Task to complete> From the listing below, pick out each line with the word "stöðugilda".

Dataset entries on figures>

--------------------------------

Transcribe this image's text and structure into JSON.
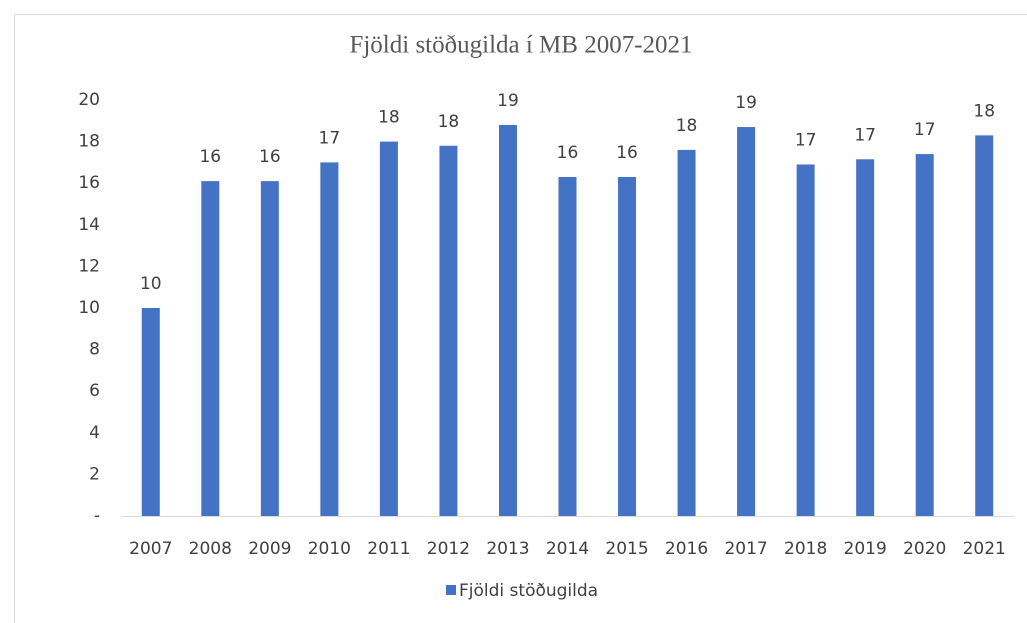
{
  "chart_data": {
    "type": "bar",
    "title": "Fjöldi stöðugilda í MB 2007-2021",
    "categories": [
      "2007",
      "2008",
      "2009",
      "2010",
      "2011",
      "2012",
      "2013",
      "2014",
      "2015",
      "2016",
      "2017",
      "2018",
      "2019",
      "2020",
      "2021"
    ],
    "series": [
      {
        "name": "Fjöldi stöðugilda",
        "color": "#4472c4",
        "values": [
          10,
          16.1,
          16.1,
          17,
          18,
          17.8,
          18.8,
          16.3,
          16.3,
          17.6,
          18.7,
          16.9,
          17.15,
          17.4,
          18.3
        ],
        "value_labels": [
          "10",
          "16",
          "16",
          "17",
          "18",
          "18",
          "19",
          "16",
          "16",
          "18",
          "19",
          "17",
          "17",
          "17",
          "18"
        ]
      }
    ],
    "ylim": [
      0,
      20
    ],
    "yticks": [
      {
        "value": 0,
        "label": "-"
      },
      2,
      4,
      6,
      8,
      10,
      12,
      14,
      16,
      18,
      20
    ],
    "grid": false,
    "legend": "bottom"
  }
}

--------------------------------

Exercise answer>
    "title": "Fjöldi stöðugilda í MB 2007-2021",
        "name": "Fjöldi stöðugilda",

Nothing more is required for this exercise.